[start]

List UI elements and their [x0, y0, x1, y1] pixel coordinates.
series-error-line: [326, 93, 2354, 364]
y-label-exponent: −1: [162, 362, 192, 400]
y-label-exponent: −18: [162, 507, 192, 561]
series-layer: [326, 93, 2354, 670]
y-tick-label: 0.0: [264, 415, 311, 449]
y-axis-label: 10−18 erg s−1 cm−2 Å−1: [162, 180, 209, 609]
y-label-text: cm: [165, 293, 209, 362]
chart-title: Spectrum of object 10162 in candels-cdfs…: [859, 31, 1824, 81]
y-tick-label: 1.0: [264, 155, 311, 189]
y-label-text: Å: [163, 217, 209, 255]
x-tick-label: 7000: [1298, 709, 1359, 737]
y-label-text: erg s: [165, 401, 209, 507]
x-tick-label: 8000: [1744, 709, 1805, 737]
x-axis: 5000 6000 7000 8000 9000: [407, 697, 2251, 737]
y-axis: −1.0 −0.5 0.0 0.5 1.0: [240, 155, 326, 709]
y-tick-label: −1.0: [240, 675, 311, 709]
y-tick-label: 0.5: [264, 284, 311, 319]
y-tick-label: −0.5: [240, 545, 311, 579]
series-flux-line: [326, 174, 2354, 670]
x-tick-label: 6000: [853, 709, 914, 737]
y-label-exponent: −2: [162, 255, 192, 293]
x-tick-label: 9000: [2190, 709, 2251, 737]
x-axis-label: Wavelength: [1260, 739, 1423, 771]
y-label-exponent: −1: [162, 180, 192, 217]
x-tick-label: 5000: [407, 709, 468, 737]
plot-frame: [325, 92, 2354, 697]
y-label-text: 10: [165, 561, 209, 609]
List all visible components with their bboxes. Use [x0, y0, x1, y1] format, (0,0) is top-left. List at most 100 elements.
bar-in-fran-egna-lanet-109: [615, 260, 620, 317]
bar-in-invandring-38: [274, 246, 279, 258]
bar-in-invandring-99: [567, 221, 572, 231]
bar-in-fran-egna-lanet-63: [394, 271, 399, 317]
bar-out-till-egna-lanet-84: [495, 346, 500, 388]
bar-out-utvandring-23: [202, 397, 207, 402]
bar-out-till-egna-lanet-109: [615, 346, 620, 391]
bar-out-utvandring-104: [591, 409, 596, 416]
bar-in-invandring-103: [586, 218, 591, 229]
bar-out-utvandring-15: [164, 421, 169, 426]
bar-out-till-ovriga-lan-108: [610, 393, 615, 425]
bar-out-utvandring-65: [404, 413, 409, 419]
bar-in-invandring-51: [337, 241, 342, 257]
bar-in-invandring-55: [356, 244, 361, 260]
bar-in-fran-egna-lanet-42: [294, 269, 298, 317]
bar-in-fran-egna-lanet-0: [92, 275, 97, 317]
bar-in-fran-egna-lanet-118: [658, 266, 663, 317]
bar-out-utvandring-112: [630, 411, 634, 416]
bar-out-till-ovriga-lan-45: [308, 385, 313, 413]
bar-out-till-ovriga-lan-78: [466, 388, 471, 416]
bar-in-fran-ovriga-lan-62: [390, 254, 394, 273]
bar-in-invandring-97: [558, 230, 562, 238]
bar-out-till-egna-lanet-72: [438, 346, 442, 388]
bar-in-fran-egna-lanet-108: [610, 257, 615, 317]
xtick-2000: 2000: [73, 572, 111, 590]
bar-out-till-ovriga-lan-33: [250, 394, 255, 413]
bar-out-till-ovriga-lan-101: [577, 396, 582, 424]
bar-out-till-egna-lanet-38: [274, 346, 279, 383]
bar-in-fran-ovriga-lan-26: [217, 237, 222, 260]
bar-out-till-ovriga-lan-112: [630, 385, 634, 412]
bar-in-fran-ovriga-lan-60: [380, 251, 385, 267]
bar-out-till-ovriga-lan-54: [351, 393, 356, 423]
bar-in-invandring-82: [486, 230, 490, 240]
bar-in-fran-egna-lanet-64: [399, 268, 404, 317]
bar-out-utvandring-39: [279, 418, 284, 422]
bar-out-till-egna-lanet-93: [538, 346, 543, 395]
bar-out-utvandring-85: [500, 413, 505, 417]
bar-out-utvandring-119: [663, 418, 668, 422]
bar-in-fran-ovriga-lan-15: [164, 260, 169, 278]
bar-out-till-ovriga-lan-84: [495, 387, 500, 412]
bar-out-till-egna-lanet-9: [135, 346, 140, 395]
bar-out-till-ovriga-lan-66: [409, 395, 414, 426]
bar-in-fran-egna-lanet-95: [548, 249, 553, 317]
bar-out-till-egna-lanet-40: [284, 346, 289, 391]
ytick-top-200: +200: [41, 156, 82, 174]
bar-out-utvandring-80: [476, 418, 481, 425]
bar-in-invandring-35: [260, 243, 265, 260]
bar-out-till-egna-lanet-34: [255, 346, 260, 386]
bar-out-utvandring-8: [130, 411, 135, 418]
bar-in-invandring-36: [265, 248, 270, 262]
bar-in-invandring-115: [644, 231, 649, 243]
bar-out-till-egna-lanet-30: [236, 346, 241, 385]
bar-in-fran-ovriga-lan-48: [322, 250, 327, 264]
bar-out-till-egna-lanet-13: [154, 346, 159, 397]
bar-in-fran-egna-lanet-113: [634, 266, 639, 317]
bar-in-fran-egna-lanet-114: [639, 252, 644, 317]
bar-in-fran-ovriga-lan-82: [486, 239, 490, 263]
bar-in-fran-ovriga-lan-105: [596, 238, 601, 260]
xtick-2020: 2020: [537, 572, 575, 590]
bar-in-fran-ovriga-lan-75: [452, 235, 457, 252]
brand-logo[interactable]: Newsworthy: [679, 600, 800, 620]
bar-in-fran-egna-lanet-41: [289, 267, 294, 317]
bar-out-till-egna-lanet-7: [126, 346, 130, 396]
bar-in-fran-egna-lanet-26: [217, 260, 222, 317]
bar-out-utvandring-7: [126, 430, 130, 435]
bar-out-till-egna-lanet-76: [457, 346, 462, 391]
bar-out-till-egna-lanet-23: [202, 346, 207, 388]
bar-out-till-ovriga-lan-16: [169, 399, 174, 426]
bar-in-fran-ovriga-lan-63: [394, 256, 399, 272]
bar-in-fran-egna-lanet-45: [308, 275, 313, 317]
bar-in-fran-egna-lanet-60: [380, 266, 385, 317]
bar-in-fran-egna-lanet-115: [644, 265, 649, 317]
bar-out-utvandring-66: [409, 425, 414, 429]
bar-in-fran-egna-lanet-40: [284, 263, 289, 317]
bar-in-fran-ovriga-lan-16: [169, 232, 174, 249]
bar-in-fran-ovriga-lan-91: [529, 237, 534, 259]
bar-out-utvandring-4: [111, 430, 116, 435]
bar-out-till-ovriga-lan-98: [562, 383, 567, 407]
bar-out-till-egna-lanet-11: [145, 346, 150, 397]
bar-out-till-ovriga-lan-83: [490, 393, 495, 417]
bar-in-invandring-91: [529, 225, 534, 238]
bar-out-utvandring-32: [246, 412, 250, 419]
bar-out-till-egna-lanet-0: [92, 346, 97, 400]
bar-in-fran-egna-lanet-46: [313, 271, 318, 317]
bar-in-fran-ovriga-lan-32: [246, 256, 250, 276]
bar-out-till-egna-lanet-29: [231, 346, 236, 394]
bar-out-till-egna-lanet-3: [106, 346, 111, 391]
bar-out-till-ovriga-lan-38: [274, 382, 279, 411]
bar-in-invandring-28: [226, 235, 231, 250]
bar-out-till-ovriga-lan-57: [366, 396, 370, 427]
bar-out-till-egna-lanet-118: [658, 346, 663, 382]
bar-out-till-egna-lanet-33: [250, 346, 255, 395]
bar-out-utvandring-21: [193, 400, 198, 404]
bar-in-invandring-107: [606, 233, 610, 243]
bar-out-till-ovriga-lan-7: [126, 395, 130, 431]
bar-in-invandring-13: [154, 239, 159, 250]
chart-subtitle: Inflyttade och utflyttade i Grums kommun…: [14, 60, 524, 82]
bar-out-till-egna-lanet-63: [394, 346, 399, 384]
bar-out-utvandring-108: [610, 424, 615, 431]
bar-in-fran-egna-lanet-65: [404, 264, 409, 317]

[end]

(Given instruction)
In the entries from the first line through the line with "bar-in-invandring-55: [356, 244, 361, 260]", replace "chart-title" with "chart-heading" and change nothing else.

(Problem solution)
List UI elements and their [x0, y0, x1, y1] pixel coordinates.
series-error-line: [326, 93, 2354, 364]
y-label-exponent: −1: [162, 362, 192, 400]
y-label-exponent: −18: [162, 507, 192, 561]
series-layer: [326, 93, 2354, 670]
y-tick-label: 0.0: [264, 415, 311, 449]
y-axis-label: 10−18 erg s−1 cm−2 Å−1: [162, 180, 209, 609]
y-label-text: cm: [165, 293, 209, 362]
chart-heading: Spectrum of object 10162 in candels-cdfs…: [859, 31, 1824, 81]
y-tick-label: 1.0: [264, 155, 311, 189]
y-label-text: Å: [163, 217, 209, 255]
x-tick-label: 7000: [1298, 709, 1359, 737]
y-label-text: erg s: [165, 401, 209, 507]
x-tick-label: 8000: [1744, 709, 1805, 737]
x-axis: 5000 6000 7000 8000 9000: [407, 697, 2251, 737]
y-axis: −1.0 −0.5 0.0 0.5 1.0: [240, 155, 326, 709]
y-tick-label: −1.0: [240, 675, 311, 709]
y-tick-label: 0.5: [264, 284, 311, 319]
y-tick-label: −0.5: [240, 545, 311, 579]
series-flux-line: [326, 174, 2354, 670]
x-tick-label: 6000: [853, 709, 914, 737]
y-label-exponent: −2: [162, 255, 192, 293]
x-tick-label: 9000: [2190, 709, 2251, 737]
x-axis-label: Wavelength: [1260, 739, 1423, 771]
y-label-exponent: −1: [162, 180, 192, 217]
x-tick-label: 5000: [407, 709, 468, 737]
plot-frame: [325, 92, 2354, 697]
y-label-text: 10: [165, 561, 209, 609]
List all visible components with their bboxes. Use [x0, y0, x1, y1] format, (0,0) is top-left. List at most 100 elements.
bar-in-fran-egna-lanet-109: [615, 260, 620, 317]
bar-in-invandring-38: [274, 246, 279, 258]
bar-in-invandring-99: [567, 221, 572, 231]
bar-in-fran-egna-lanet-63: [394, 271, 399, 317]
bar-out-till-egna-lanet-84: [495, 346, 500, 388]
bar-out-utvandring-23: [202, 397, 207, 402]
bar-out-till-egna-lanet-109: [615, 346, 620, 391]
bar-out-utvandring-104: [591, 409, 596, 416]
bar-in-invandring-103: [586, 218, 591, 229]
bar-out-utvandring-15: [164, 421, 169, 426]
bar-out-till-ovriga-lan-108: [610, 393, 615, 425]
bar-out-utvandring-65: [404, 413, 409, 419]
bar-in-invandring-51: [337, 241, 342, 257]
bar-in-invandring-55: [356, 244, 361, 260]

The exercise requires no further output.